* _AIM OF THE EXERCISE_
Can you write out the whole listing exactly?

* _DATASET RECORDS_
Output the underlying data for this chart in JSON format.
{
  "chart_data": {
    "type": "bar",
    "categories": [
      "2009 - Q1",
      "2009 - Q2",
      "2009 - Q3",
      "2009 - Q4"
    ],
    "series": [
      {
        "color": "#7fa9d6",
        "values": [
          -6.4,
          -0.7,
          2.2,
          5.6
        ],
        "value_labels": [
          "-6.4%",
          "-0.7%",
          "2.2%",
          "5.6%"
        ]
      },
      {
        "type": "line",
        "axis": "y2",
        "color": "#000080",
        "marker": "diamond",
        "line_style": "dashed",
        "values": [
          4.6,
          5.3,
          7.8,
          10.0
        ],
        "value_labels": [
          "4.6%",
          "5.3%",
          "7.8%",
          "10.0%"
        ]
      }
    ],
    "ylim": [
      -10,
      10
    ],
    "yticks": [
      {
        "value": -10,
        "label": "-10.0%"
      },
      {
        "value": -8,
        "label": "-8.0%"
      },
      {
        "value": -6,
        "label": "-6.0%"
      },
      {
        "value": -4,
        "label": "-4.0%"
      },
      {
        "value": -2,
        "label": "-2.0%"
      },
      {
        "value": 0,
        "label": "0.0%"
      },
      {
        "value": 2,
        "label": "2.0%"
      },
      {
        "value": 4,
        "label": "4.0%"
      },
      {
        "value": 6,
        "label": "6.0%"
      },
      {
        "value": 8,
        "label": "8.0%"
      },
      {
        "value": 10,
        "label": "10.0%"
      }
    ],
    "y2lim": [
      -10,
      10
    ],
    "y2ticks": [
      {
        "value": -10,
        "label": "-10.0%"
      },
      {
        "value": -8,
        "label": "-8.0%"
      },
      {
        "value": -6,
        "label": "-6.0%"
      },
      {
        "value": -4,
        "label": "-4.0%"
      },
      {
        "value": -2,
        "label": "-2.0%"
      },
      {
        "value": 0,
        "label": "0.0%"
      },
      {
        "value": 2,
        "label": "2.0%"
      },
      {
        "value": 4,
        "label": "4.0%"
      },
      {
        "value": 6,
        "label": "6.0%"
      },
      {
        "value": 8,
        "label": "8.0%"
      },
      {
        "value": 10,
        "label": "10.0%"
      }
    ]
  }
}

* _FINAL ANSWER_
Output the underlying data for this chart in JSON format.
{
  "chart_data": {
    "type": "bar",
    "categories": [
      "2009 - Q1",
      "2009 - Q2",
      "2009 - Q3",
      "2009 - Q4"
    ],
    "series": [
      {
        "color": "#7fa9d6",
        "values": [
          -6.4,
          -0.7,
          2.2,
          5.6
        ],
        "value_labels": [
          "-6.4%",
          "-0.7%",
          "2.2%",
          "5.6%"
        ]
      },
      {
        "type": "line",
        "axis": "y2",
        "color": "#000080",
        "marker": "diamond",
        "line_style": "dashed",
        "values": [
          4.6,
          5.3,
          7.8,
          10.0
        ],
        "value_labels": [
          "4.6%",
          "5.3%",
          "7.8%",
          "10.0%"
        ]
      }
    ],
    "ylim": [
      -10,
      10
    ],
    "yticks": [
      {
        "value": -10,
        "label": "-10.0%"
      },
      {
        "value": -8,
        "label": "-8.0%"
      },
      {
        "value": -6,
        "label": "-6.0%"
      },
      {
        "value": -4,
        "label": "-4.0%"
      },
      {
        "value": -2,
        "label": "-2.0%"
      },
      {
        "value": 0,
        "label": "0.0%"
      },
      {
        "value": 2,
        "label": "2.0%"
      },
      {
        "value": 4,
        "label": "4.0%"
      },
      {
        "value": 6,
        "label": "6.0%"
      },
      {
        "value": 8,
        "label": "8.0%"
      },
      {
        "value": 10,
        "label": "10.0%"
      }
    ],
    "y2lim": [
      -10,
      10
    ],
    "y2ticks": [
      {
        "value": -10,
        "label": "-10.0%"
      },
      {
        "value": -8,
        "label": "-8.0%"
      },
      {
        "value": -6,
        "label": "-6.0%"
      },
      {
        "value": -4,
        "label": "-4.0%"
      },
      {
        "value": -2,
        "label": "-2.0%"
      },
      {
        "value": 0,
        "label": "0.0%"
      },
      {
        "value": 2,
        "label": "2.0%"
      },
      {
        "value": 4,
        "label": "4.0%"
      },
      {
        "value": 6,
        "label": "6.0%"
      },
      {
        "value": 8,
        "label": "8.0%"
      },
      {
        "value": 10,
        "label": "10.0%"
      }
    ]
  }
}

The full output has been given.